## What is expected:
Arrange the lines below as a numbered list, leaving out any blank lines.

=== Stored rows ===

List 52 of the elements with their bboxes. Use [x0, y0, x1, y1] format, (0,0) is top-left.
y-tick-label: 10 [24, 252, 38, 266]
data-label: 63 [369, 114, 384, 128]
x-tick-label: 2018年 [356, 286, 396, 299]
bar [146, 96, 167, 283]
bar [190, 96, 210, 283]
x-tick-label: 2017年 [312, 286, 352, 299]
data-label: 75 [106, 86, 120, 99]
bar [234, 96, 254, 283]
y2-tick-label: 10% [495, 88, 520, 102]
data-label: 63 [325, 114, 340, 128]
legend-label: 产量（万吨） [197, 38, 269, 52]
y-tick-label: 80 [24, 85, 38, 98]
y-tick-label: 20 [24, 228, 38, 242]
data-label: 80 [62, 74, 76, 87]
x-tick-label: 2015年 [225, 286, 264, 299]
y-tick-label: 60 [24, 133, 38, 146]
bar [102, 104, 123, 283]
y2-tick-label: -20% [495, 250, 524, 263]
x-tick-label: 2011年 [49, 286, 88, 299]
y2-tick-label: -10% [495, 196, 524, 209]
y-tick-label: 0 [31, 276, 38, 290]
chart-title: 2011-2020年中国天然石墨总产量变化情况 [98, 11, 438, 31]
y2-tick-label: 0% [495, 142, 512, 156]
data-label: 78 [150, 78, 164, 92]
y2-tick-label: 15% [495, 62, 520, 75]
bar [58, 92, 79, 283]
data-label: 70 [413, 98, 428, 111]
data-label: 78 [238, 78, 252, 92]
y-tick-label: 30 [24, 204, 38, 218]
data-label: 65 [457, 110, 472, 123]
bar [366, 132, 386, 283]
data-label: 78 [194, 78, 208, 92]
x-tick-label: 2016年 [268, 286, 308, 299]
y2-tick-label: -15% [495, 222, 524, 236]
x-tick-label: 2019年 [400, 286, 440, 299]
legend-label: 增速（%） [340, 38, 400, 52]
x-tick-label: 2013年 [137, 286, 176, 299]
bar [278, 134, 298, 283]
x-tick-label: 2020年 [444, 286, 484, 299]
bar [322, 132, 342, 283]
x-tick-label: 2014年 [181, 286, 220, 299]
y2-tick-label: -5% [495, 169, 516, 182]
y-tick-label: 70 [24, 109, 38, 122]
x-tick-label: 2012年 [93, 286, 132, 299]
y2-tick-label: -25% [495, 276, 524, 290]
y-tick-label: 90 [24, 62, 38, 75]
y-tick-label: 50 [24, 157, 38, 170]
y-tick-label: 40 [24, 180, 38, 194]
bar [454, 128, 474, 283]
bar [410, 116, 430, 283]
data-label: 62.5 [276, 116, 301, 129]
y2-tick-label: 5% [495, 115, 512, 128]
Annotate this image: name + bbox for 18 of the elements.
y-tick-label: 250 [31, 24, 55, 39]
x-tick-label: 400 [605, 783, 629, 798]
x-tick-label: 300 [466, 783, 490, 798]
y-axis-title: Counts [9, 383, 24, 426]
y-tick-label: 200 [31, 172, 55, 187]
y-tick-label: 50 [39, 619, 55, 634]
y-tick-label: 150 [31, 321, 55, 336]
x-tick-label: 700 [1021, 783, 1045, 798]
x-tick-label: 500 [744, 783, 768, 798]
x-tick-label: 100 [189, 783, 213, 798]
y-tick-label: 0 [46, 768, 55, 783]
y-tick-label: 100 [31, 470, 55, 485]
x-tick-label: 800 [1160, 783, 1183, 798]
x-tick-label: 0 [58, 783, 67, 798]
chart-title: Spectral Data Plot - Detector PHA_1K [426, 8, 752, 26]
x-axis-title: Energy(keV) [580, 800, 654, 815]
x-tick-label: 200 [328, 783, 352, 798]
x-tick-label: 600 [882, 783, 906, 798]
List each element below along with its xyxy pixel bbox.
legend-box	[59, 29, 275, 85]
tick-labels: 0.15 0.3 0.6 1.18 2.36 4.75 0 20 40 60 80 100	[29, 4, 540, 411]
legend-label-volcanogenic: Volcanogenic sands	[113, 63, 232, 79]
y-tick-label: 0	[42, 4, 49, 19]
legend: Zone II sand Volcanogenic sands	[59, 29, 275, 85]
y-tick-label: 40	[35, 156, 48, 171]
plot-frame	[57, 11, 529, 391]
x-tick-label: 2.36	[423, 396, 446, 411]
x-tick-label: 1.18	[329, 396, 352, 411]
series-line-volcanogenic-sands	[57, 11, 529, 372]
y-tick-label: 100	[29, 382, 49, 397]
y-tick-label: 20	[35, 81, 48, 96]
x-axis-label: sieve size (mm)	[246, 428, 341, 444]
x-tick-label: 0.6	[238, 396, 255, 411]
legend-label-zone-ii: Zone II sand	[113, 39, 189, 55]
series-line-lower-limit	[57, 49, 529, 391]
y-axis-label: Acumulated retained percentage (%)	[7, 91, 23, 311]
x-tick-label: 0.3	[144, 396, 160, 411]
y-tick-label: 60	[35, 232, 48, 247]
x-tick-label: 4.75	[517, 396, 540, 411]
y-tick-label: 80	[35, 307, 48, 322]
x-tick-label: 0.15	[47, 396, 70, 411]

===

## Solution to the problem:
1. List 52 of the elements with their bboxes. Use [x0, y0, x1, y1] format, (0,0) is top-left.
2. y-tick-label: 10 [24, 252, 38, 266]
3. data-label: 63 [369, 114, 384, 128]
4. x-tick-label: 2018年 [356, 286, 396, 299]
5. bar [146, 96, 167, 283]
6. bar [190, 96, 210, 283]
7. x-tick-label: 2017年 [312, 286, 352, 299]
8. data-label: 75 [106, 86, 120, 99]
9. bar [234, 96, 254, 283]
10. y2-tick-label: 10% [495, 88, 520, 102]
11. data-label: 63 [325, 114, 340, 128]
12. legend-label: 产量（万吨） [197, 38, 269, 52]
13. y-tick-label: 80 [24, 85, 38, 98]
14. y-tick-label: 20 [24, 228, 38, 242]
15. data-label: 80 [62, 74, 76, 87]
16. x-tick-label: 2015年 [225, 286, 264, 299]
17. y-tick-label: 60 [24, 133, 38, 146]
18. bar [102, 104, 123, 283]
19. y2-tick-label: -20% [495, 250, 524, 263]
20. x-tick-label: 2011年 [49, 286, 88, 299]
21. y2-tick-label: -10% [495, 196, 524, 209]
22. y-tick-label: 0 [31, 276, 38, 290]
23. chart-title: 2011-2020年中国天然石墨总产量变化情况 [98, 11, 438, 31]
24. y2-tick-label: 0% [495, 142, 512, 156]
25. data-label: 78 [150, 78, 164, 92]
26. y2-tick-label: 15% [495, 62, 520, 75]
27. bar [58, 92, 79, 283]
28. data-label: 70 [413, 98, 428, 111]
29. data-label: 78 [238, 78, 252, 92]
30. y-tick-label: 30 [24, 204, 38, 218]
31. data-label: 65 [457, 110, 472, 123]
32. bar [366, 132, 386, 283]
33. data-label: 78 [194, 78, 208, 92]
34. x-tick-label: 2016年 [268, 286, 308, 299]
35. y2-tick-label: -15% [495, 222, 524, 236]
36. x-tick-label: 2019年 [400, 286, 440, 299]
37. legend-label: 增速（%） [340, 38, 400, 52]
38. x-tick-label: 2013年 [137, 286, 176, 299]
39. bar [278, 134, 298, 283]
40. x-tick-label: 2020年 [444, 286, 484, 299]
41. bar [322, 132, 342, 283]
42. x-tick-label: 2014年 [181, 286, 220, 299]
43. y2-tick-label: -5% [495, 169, 516, 182]
44. y-tick-label: 70 [24, 109, 38, 122]
45. x-tick-label: 2012年 [93, 286, 132, 299]
46. y2-tick-label: -25% [495, 276, 524, 290]
47. y-tick-label: 90 [24, 62, 38, 75]
48. y-tick-label: 50 [24, 157, 38, 170]
49. y-tick-label: 40 [24, 180, 38, 194]
50. bar [454, 128, 474, 283]
51. bar [410, 116, 430, 283]
52. data-label: 62.5 [276, 116, 301, 129]
53. y2-tick-label: 5% [495, 115, 512, 128]
54. Annotate this image: name + bbox for 18 of the elements.
55. y-tick-label: 250 [31, 24, 55, 39]
56. x-tick-label: 400 [605, 783, 629, 798]
57. x-tick-label: 300 [466, 783, 490, 798]
58. y-axis-title: Counts [9, 383, 24, 426]
59. y-tick-label: 200 [31, 172, 55, 187]
60. y-tick-label: 50 [39, 619, 55, 634]
61. y-tick-label: 150 [31, 321, 55, 336]
62. x-tick-label: 700 [1021, 783, 1045, 798]
63. x-tick-label: 500 [744, 783, 768, 798]
64. x-tick-label: 100 [189, 783, 213, 798]
65. y-tick-label: 0 [46, 768, 55, 783]
66. y-tick-label: 100 [31, 470, 55, 485]
67. x-tick-label: 800 [1160, 783, 1183, 798]
68. x-tick-label: 0 [58, 783, 67, 798]
69. chart-title: Spectral Data Plot - Detector PHA_1K [426, 8, 752, 26]
70. x-axis-title: Energy(keV) [580, 800, 654, 815]
71. x-tick-label: 200 [328, 783, 352, 798]
72. x-tick-label: 600 [882, 783, 906, 798]
73. List each element below along with its xyxy pixel bbox.
74. legend-box	[59, 29, 275, 85]
75. tick-labels: 0.15 0.3 0.6 1.18 2.36 4.75 0 20 40 60 80 100	[29, 4, 540, 411]
76. legend-label-volcanogenic: Volcanogenic sands	[113, 63, 232, 79]
77. y-tick-label: 0	[42, 4, 49, 19]
78. legend: Zone II sand Volcanogenic sands	[59, 29, 275, 85]
79. y-tick-label: 40	[35, 156, 48, 171]
80. plot-frame	[57, 11, 529, 391]
81. x-tick-label: 2.36	[423, 396, 446, 411]
82. x-tick-label: 1.18	[329, 396, 352, 411]
83. series-line-volcanogenic-sands	[57, 11, 529, 372]
84. y-tick-label: 100	[29, 382, 49, 397]
85. y-tick-label: 20	[35, 81, 48, 96]
86. x-axis-label: sieve size (mm)	[246, 428, 341, 444]
87. x-tick-label: 0.6	[238, 396, 255, 411]
88. legend-label-zone-ii: Zone II sand	[113, 39, 189, 55]
89. series-line-lower-limit	[57, 49, 529, 391]
90. y-axis-label: Acumulated retained percentage (%)	[7, 91, 23, 311]
91. x-tick-label: 0.3	[144, 396, 160, 411]
92. y-tick-label: 60	[35, 232, 48, 247]
93. x-tick-label: 4.75	[517, 396, 540, 411]
94. y-tick-label: 80	[35, 307, 48, 322]
95. x-tick-label: 0.15	[47, 396, 70, 411]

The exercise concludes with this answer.